(Excerpts from a figure dataset)
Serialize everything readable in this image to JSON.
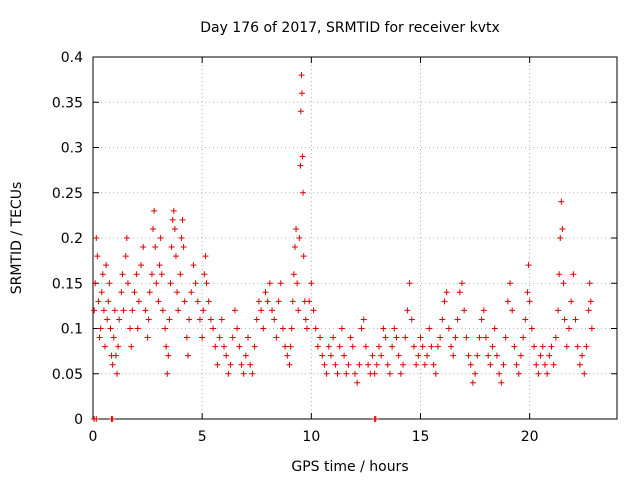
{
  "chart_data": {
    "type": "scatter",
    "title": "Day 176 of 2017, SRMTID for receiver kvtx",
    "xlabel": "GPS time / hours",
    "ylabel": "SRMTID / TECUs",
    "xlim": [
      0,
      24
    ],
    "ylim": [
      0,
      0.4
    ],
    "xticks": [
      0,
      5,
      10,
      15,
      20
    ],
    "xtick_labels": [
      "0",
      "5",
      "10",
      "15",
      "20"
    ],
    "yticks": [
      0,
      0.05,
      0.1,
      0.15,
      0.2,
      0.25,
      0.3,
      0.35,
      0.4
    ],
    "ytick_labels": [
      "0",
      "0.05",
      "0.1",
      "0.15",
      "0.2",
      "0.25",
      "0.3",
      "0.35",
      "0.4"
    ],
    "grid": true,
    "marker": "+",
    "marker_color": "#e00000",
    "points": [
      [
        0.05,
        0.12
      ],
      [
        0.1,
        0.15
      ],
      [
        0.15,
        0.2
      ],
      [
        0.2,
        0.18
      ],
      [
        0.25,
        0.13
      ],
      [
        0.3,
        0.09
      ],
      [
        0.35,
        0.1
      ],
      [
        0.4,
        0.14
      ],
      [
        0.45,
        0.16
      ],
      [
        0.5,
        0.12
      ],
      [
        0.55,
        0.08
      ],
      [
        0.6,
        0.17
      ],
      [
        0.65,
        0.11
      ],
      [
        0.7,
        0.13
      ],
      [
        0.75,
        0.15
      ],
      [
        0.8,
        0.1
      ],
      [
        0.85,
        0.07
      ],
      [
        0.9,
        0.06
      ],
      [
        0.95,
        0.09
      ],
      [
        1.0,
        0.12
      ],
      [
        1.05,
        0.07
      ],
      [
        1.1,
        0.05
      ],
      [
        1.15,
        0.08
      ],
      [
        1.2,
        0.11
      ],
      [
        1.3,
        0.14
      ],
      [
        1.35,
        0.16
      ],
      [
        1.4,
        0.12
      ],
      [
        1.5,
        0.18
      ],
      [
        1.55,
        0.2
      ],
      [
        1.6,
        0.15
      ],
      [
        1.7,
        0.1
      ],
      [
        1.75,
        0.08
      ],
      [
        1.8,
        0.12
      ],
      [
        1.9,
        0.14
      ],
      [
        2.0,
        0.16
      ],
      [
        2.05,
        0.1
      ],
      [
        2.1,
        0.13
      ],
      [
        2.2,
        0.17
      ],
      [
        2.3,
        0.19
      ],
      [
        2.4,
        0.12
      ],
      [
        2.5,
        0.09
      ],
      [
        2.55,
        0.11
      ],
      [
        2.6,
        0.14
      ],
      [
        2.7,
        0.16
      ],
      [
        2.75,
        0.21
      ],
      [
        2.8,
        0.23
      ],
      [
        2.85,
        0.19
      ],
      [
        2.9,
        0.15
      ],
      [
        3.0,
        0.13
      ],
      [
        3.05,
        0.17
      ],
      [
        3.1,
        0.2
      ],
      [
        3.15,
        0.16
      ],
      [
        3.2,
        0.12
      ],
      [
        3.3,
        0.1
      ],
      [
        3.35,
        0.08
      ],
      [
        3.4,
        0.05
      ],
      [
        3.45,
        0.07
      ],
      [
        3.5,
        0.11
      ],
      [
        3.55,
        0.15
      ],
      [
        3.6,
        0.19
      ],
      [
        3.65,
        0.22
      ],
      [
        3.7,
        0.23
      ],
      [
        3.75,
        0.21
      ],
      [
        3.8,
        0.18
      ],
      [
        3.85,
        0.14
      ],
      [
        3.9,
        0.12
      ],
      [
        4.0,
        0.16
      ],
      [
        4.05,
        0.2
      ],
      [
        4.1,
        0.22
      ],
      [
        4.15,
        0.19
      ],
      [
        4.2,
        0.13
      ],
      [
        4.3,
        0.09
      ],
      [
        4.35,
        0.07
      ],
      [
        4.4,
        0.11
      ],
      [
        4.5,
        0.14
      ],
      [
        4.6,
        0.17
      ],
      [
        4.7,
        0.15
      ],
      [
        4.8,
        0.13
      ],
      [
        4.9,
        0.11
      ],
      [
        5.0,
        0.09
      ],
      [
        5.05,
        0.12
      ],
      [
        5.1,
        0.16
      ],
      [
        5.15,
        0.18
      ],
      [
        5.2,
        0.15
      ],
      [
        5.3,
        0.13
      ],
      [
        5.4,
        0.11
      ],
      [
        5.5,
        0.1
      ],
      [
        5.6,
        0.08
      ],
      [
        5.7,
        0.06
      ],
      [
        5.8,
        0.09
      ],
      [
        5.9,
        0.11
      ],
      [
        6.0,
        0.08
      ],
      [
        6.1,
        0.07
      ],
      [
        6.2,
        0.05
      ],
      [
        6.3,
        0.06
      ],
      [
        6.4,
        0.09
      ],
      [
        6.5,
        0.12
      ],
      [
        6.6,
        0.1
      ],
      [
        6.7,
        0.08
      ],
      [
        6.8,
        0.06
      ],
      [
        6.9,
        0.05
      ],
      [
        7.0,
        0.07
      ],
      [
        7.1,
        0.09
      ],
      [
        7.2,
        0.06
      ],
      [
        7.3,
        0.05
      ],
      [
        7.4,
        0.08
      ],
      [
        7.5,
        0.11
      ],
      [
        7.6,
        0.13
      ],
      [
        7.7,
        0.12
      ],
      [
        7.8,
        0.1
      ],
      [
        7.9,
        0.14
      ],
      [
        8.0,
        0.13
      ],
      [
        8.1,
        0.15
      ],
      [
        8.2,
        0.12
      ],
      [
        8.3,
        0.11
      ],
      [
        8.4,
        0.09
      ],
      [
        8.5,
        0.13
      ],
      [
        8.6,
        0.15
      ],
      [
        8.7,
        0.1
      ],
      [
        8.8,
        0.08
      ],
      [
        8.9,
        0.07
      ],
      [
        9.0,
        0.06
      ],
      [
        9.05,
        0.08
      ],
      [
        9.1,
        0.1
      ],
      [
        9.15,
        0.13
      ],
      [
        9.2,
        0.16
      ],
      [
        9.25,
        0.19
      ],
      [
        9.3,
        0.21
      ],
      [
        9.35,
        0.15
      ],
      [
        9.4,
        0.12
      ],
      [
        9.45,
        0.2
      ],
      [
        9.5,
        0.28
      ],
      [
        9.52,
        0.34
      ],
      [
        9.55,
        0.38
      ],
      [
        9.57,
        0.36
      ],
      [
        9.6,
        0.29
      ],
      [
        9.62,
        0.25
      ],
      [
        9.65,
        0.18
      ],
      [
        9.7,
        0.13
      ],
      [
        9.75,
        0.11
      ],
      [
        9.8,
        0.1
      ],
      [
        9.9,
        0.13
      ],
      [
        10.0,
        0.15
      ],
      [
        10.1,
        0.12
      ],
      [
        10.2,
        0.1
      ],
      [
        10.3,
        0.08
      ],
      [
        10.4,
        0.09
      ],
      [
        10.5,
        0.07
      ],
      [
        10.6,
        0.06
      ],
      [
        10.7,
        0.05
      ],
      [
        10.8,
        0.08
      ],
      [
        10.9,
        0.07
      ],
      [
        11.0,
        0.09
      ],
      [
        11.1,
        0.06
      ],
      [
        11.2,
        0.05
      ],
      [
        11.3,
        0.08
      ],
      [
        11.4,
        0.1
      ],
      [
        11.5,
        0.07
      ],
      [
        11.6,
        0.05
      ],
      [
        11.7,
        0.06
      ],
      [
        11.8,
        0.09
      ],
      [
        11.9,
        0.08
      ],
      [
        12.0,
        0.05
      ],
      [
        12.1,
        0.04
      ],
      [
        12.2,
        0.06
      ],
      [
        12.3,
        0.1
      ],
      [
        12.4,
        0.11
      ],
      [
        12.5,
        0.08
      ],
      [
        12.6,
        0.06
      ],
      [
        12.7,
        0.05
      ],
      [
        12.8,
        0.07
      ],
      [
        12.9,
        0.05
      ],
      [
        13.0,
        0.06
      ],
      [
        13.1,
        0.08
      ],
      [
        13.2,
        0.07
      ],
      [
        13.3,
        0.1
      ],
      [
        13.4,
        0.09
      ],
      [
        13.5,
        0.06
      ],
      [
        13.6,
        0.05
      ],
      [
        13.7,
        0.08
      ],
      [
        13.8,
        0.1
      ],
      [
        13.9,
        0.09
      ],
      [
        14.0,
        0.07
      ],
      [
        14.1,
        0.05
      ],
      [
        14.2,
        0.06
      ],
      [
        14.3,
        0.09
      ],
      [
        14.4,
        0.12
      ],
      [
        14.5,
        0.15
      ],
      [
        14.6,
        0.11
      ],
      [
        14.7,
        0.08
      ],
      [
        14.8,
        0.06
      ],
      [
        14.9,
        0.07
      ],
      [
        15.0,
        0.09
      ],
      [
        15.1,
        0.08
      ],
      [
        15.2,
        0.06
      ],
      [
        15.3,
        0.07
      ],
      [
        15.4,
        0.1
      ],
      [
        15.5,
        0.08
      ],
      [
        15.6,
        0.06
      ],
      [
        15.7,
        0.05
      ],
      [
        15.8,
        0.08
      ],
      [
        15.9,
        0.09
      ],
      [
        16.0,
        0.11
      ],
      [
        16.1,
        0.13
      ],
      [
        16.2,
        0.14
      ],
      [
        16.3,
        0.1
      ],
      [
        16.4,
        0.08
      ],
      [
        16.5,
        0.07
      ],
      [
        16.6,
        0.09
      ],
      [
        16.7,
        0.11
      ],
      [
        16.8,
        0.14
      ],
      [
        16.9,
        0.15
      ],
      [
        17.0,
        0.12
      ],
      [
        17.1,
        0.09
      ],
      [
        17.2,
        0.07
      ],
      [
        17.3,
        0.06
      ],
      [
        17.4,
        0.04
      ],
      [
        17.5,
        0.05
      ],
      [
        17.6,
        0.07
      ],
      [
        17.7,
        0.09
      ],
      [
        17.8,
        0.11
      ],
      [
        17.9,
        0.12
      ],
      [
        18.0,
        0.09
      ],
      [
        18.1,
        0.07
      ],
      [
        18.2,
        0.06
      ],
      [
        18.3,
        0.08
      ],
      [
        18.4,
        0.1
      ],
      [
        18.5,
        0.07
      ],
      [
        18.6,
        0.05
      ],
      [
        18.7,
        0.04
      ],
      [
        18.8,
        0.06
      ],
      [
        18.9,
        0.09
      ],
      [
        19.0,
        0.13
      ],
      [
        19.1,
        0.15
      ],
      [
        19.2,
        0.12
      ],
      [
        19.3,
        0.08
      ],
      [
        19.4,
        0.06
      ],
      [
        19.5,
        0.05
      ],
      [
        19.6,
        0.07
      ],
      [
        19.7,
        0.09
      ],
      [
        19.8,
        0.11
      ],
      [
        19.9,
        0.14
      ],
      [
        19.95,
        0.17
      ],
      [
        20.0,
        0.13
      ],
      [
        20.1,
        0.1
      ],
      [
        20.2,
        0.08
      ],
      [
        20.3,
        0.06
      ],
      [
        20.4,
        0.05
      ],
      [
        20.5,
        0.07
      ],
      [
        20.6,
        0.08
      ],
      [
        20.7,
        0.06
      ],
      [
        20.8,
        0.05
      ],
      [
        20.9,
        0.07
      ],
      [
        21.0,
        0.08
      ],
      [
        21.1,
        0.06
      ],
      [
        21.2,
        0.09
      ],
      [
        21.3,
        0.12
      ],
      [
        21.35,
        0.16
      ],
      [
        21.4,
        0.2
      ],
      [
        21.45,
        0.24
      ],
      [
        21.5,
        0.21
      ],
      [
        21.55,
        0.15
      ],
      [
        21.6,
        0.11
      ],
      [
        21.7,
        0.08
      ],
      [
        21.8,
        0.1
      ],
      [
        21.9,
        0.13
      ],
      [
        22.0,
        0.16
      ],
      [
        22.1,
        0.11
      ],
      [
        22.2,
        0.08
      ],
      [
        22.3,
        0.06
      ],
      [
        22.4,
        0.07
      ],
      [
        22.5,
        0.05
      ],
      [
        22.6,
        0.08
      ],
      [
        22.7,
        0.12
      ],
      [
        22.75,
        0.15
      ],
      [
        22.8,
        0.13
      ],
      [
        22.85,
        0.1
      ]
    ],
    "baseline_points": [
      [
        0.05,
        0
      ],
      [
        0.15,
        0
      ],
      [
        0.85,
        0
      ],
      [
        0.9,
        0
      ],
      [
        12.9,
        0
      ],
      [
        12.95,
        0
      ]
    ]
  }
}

* * *

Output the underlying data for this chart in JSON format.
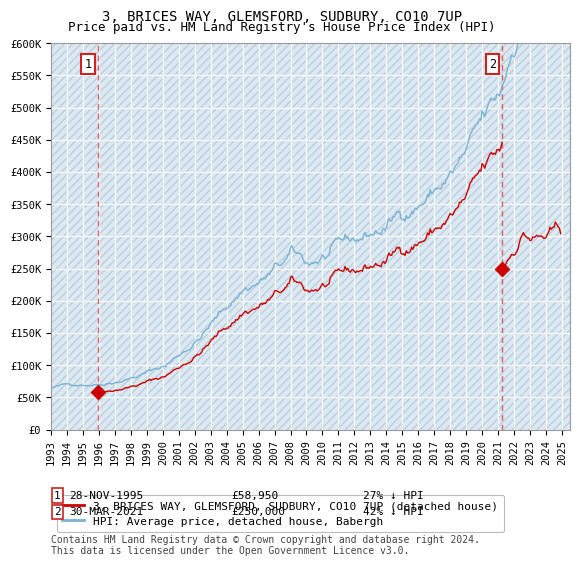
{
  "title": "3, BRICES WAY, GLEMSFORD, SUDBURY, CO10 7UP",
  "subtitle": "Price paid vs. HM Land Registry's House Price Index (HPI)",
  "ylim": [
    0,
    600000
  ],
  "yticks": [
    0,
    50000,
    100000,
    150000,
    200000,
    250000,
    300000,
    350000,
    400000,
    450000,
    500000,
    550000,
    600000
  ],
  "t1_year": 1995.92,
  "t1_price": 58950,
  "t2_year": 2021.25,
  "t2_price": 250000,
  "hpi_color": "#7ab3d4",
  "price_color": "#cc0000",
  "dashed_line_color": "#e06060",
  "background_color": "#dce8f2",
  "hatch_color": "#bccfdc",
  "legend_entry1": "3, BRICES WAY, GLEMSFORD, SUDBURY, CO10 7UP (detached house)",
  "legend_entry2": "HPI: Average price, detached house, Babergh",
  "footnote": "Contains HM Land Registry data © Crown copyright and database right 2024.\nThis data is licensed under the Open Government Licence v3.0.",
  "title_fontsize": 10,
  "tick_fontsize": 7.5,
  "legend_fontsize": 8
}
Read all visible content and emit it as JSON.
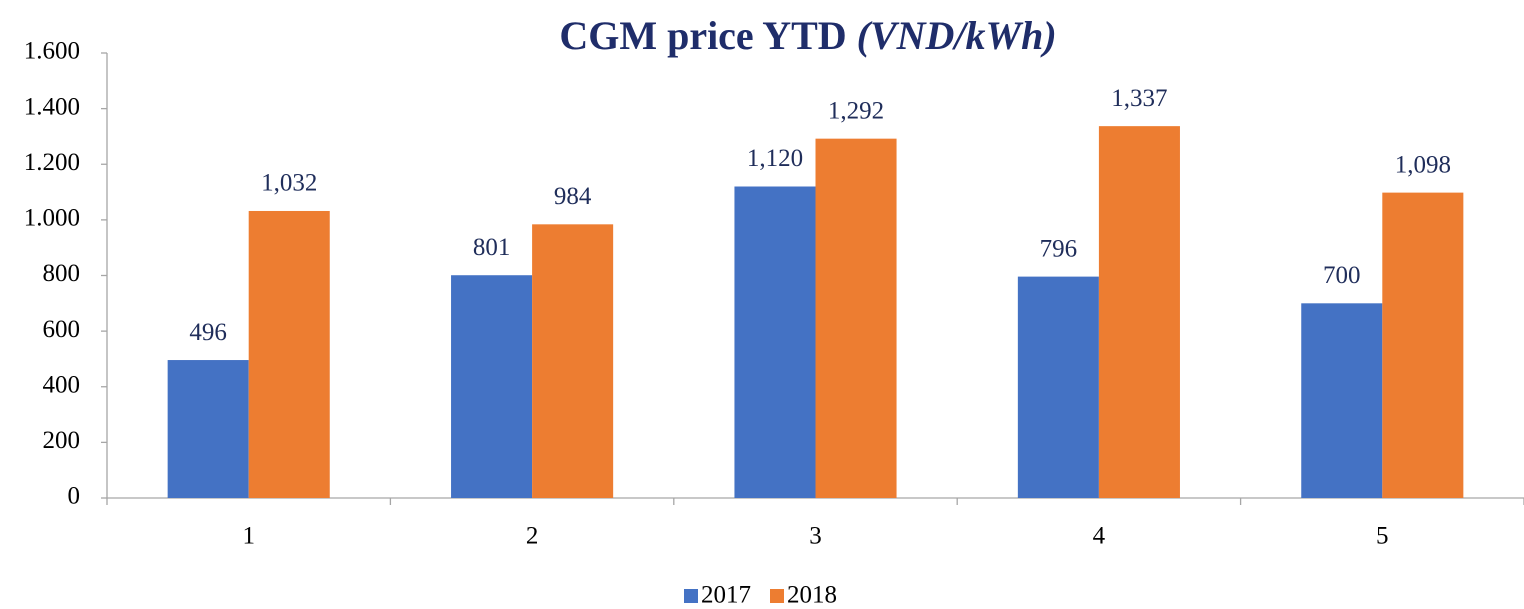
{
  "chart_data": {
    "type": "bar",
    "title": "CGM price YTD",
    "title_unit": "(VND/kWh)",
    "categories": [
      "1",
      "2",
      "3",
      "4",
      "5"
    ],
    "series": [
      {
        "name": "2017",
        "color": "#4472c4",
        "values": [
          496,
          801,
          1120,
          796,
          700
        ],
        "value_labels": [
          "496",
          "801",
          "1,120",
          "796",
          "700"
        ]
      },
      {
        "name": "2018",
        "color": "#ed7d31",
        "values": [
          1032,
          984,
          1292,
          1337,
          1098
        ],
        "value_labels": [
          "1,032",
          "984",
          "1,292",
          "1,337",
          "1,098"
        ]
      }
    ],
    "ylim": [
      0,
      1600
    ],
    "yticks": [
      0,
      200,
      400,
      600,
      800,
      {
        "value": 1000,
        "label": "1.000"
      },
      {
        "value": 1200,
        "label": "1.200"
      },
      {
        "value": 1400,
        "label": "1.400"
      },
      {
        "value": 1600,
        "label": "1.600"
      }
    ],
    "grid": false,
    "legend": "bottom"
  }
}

• INSTRUCTIONS TO FOLLOW: Where a line of the entries contains the word "BRICES", copy that line.

• EXERCISE RESPONSE:
  "title": "3, BRICES WAY, GLEMSFORD, SUDBURY, CO10 7UP",
  "legend_entry1": "3, BRICES WAY, GLEMSFORD, SUDBURY, CO10 7UP (detached house)",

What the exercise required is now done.